Data listing:
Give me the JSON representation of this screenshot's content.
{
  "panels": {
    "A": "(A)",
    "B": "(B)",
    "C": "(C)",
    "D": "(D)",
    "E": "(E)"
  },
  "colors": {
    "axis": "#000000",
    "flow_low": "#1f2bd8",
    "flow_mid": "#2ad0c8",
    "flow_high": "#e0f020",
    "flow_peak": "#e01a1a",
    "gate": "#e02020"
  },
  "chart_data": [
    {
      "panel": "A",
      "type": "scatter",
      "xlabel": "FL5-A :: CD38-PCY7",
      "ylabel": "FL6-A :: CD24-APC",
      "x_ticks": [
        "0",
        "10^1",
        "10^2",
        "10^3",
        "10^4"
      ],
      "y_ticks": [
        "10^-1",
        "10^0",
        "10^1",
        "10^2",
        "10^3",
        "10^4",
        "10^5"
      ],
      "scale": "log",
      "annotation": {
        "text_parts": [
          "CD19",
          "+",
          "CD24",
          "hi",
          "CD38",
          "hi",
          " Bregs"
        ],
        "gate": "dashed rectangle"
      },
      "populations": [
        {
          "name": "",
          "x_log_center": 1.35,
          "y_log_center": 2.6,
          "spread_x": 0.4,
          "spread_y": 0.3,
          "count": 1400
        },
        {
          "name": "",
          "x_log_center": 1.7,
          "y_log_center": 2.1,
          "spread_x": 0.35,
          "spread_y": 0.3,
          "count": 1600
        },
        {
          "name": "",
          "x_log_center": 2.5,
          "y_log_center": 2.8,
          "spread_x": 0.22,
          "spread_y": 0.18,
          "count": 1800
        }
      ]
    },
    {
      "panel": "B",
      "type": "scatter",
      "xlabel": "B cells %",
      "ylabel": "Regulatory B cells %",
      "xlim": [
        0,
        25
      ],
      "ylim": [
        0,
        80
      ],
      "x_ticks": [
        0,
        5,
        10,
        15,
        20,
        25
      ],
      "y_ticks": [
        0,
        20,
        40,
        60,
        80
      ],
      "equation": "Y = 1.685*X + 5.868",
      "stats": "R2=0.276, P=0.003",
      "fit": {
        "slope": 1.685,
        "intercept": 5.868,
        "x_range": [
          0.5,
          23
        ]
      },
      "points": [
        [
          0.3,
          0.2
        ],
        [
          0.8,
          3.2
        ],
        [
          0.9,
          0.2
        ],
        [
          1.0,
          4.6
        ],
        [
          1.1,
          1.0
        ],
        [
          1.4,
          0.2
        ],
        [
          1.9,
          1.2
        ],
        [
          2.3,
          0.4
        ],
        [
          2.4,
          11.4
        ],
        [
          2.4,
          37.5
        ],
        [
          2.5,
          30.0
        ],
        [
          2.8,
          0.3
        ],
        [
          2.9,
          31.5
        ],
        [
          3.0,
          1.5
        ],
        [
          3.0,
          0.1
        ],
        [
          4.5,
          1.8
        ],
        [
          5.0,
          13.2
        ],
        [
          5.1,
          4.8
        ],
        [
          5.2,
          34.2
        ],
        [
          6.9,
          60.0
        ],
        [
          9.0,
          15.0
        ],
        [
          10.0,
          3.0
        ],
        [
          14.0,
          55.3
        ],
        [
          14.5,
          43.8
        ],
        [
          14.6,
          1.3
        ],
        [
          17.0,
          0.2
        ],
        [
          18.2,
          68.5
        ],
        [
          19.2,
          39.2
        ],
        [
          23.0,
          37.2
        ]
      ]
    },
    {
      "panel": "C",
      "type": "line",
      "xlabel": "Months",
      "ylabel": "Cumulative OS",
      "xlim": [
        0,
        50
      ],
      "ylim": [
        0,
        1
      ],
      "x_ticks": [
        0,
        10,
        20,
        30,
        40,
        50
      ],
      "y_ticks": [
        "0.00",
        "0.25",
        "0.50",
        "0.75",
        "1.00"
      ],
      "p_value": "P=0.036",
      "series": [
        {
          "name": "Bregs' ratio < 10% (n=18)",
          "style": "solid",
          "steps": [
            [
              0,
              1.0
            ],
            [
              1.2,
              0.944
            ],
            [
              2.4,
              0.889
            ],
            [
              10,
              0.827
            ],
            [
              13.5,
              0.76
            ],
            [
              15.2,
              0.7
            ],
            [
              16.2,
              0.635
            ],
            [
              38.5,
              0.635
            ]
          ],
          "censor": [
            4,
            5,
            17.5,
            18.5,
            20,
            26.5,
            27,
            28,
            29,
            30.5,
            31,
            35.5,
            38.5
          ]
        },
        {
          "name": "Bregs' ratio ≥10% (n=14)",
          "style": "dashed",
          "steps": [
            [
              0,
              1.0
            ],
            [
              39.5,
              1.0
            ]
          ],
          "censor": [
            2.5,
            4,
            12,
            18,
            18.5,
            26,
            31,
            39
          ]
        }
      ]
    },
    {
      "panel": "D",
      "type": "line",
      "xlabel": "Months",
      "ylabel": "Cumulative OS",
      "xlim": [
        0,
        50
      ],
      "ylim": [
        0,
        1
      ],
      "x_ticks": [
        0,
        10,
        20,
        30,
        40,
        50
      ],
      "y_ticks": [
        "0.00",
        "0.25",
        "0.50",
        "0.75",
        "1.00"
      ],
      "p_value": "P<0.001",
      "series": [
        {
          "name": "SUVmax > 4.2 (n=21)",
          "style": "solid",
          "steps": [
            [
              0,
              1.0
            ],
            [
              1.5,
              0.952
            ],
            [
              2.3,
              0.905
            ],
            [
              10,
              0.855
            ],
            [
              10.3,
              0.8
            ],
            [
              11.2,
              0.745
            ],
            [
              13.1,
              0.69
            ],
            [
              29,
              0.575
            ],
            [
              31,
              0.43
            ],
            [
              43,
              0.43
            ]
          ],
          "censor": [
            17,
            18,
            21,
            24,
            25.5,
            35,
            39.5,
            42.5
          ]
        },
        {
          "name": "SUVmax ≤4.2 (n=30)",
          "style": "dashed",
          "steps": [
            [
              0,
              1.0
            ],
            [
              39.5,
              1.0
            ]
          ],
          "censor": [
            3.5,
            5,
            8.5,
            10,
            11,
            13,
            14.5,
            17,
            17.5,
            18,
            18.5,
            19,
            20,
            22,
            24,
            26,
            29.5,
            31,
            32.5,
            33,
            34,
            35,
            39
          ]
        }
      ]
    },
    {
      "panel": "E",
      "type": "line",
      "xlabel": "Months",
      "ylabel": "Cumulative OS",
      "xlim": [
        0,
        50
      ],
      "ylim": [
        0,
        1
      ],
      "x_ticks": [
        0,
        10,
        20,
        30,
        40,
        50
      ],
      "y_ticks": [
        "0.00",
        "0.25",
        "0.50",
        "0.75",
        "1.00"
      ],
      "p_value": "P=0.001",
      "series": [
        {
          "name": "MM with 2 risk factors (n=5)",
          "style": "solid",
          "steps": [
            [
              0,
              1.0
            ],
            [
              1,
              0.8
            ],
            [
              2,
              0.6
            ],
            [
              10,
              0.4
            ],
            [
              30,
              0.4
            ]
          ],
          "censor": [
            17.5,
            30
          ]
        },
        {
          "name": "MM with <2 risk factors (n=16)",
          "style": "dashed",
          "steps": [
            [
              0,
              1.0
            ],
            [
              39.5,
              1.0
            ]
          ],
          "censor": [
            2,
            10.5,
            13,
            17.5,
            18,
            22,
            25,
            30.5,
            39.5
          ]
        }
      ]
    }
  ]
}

Exercise details: Each line of the data should be reproduced exactly as it appears.

Written reply:
Give me the JSON representation of this screenshot's content.
{
  "panels": {
    "A": "(A)",
    "B": "(B)",
    "C": "(C)",
    "D": "(D)",
    "E": "(E)"
  },
  "colors": {
    "axis": "#000000",
    "flow_low": "#1f2bd8",
    "flow_mid": "#2ad0c8",
    "flow_high": "#e0f020",
    "flow_peak": "#e01a1a",
    "gate": "#e02020"
  },
  "chart_data": [
    {
      "panel": "A",
      "type": "scatter",
      "xlabel": "FL5-A :: CD38-PCY7",
      "ylabel": "FL6-A :: CD24-APC",
      "x_ticks": [
        "0",
        "10^1",
        "10^2",
        "10^3",
        "10^4"
      ],
      "y_ticks": [
        "10^-1",
        "10^0",
        "10^1",
        "10^2",
        "10^3",
        "10^4",
        "10^5"
      ],
      "scale": "log",
      "annotation": {
        "text_parts": [
          "CD19",
          "+",
          "CD24",
          "hi",
          "CD38",
          "hi",
          " Bregs"
        ],
        "gate": "dashed rectangle"
      },
      "populations": [
        {
          "name": "",
          "x_log_center": 1.35,
          "y_log_center": 2.6,
          "spread_x": 0.4,
          "spread_y": 0.3,
          "count": 1400
        },
        {
          "name": "",
          "x_log_center": 1.7,
          "y_log_center": 2.1,
          "spread_x": 0.35,
          "spread_y": 0.3,
          "count": 1600
        },
        {
          "name": "",
          "x_log_center": 2.5,
          "y_log_center": 2.8,
          "spread_x": 0.22,
          "spread_y": 0.18,
          "count": 1800
        }
      ]
    },
    {
      "panel": "B",
      "type": "scatter",
      "xlabel": "B cells %",
      "ylabel": "Regulatory B cells %",
      "xlim": [
        0,
        25
      ],
      "ylim": [
        0,
        80
      ],
      "x_ticks": [
        0,
        5,
        10,
        15,
        20,
        25
      ],
      "y_ticks": [
        0,
        20,
        40,
        60,
        80
      ],
      "equation": "Y = 1.685*X + 5.868",
      "stats": "R2=0.276, P=0.003",
      "fit": {
        "slope": 1.685,
        "intercept": 5.868,
        "x_range": [
          0.5,
          23
        ]
      },
      "points": [
        [
          0.3,
          0.2
        ],
        [
          0.8,
          3.2
        ],
        [
          0.9,
          0.2
        ],
        [
          1.0,
          4.6
        ],
        [
          1.1,
          1.0
        ],
        [
          1.4,
          0.2
        ],
        [
          1.9,
          1.2
        ],
        [
          2.3,
          0.4
        ],
        [
          2.4,
          11.4
        ],
        [
          2.4,
          37.5
        ],
        [
          2.5,
          30.0
        ],
        [
          2.8,
          0.3
        ],
        [
          2.9,
          31.5
        ],
        [
          3.0,
          1.5
        ],
        [
          3.0,
          0.1
        ],
        [
          4.5,
          1.8
        ],
        [
          5.0,
          13.2
        ],
        [
          5.1,
          4.8
        ],
        [
          5.2,
          34.2
        ],
        [
          6.9,
          60.0
        ],
        [
          9.0,
          15.0
        ],
        [
          10.0,
          3.0
        ],
        [
          14.0,
          55.3
        ],
        [
          14.5,
          43.8
        ],
        [
          14.6,
          1.3
        ],
        [
          17.0,
          0.2
        ],
        [
          18.2,
          68.5
        ],
        [
          19.2,
          39.2
        ],
        [
          23.0,
          37.2
        ]
      ]
    },
    {
      "panel": "C",
      "type": "line",
      "xlabel": "Months",
      "ylabel": "Cumulative OS",
      "xlim": [
        0,
        50
      ],
      "ylim": [
        0,
        1
      ],
      "x_ticks": [
        0,
        10,
        20,
        30,
        40,
        50
      ],
      "y_ticks": [
        "0.00",
        "0.25",
        "0.50",
        "0.75",
        "1.00"
      ],
      "p_value": "P=0.036",
      "series": [
        {
          "name": "Bregs' ratio < 10% (n=18)",
          "style": "solid",
          "steps": [
            [
              0,
              1.0
            ],
            [
              1.2,
              0.944
            ],
            [
              2.4,
              0.889
            ],
            [
              10,
              0.827
            ],
            [
              13.5,
              0.76
            ],
            [
              15.2,
              0.7
            ],
            [
              16.2,
              0.635
            ],
            [
              38.5,
              0.635
            ]
          ],
          "censor": [
            4,
            5,
            17.5,
            18.5,
            20,
            26.5,
            27,
            28,
            29,
            30.5,
            31,
            35.5,
            38.5
          ]
        },
        {
          "name": "Bregs' ratio ≥10% (n=14)",
          "style": "dashed",
          "steps": [
            [
              0,
              1.0
            ],
            [
              39.5,
              1.0
            ]
          ],
          "censor": [
            2.5,
            4,
            12,
            18,
            18.5,
            26,
            31,
            39
          ]
        }
      ]
    },
    {
      "panel": "D",
      "type": "line",
      "xlabel": "Months",
      "ylabel": "Cumulative OS",
      "xlim": [
        0,
        50
      ],
      "ylim": [
        0,
        1
      ],
      "x_ticks": [
        0,
        10,
        20,
        30,
        40,
        50
      ],
      "y_ticks": [
        "0.00",
        "0.25",
        "0.50",
        "0.75",
        "1.00"
      ],
      "p_value": "P<0.001",
      "series": [
        {
          "name": "SUVmax > 4.2 (n=21)",
          "style": "solid",
          "steps": [
            [
              0,
              1.0
            ],
            [
              1.5,
              0.952
            ],
            [
              2.3,
              0.905
            ],
            [
              10,
              0.855
            ],
            [
              10.3,
              0.8
            ],
            [
              11.2,
              0.745
            ],
            [
              13.1,
              0.69
            ],
            [
              29,
              0.575
            ],
            [
              31,
              0.43
            ],
            [
              43,
              0.43
            ]
          ],
          "censor": [
            17,
            18,
            21,
            24,
            25.5,
            35,
            39.5,
            42.5
          ]
        },
        {
          "name": "SUVmax ≤4.2 (n=30)",
          "style": "dashed",
          "steps": [
            [
              0,
              1.0
            ],
            [
              39.5,
              1.0
            ]
          ],
          "censor": [
            3.5,
            5,
            8.5,
            10,
            11,
            13,
            14.5,
            17,
            17.5,
            18,
            18.5,
            19,
            20,
            22,
            24,
            26,
            29.5,
            31,
            32.5,
            33,
            34,
            35,
            39
          ]
        }
      ]
    },
    {
      "panel": "E",
      "type": "line",
      "xlabel": "Months",
      "ylabel": "Cumulative OS",
      "xlim": [
        0,
        50
      ],
      "ylim": [
        0,
        1
      ],
      "x_ticks": [
        0,
        10,
        20,
        30,
        40,
        50
      ],
      "y_ticks": [
        "0.00",
        "0.25",
        "0.50",
        "0.75",
        "1.00"
      ],
      "p_value": "P=0.001",
      "series": [
        {
          "name": "MM with 2 risk factors (n=5)",
          "style": "solid",
          "steps": [
            [
              0,
              1.0
            ],
            [
              1,
              0.8
            ],
            [
              2,
              0.6
            ],
            [
              10,
              0.4
            ],
            [
              30,
              0.4
            ]
          ],
          "censor": [
            17.5,
            30
          ]
        },
        {
          "name": "MM with <2 risk factors (n=16)",
          "style": "dashed",
          "steps": [
            [
              0,
              1.0
            ],
            [
              39.5,
              1.0
            ]
          ],
          "censor": [
            2,
            10.5,
            13,
            17.5,
            18,
            22,
            25,
            30.5,
            39.5
          ]
        }
      ]
    }
  ]
}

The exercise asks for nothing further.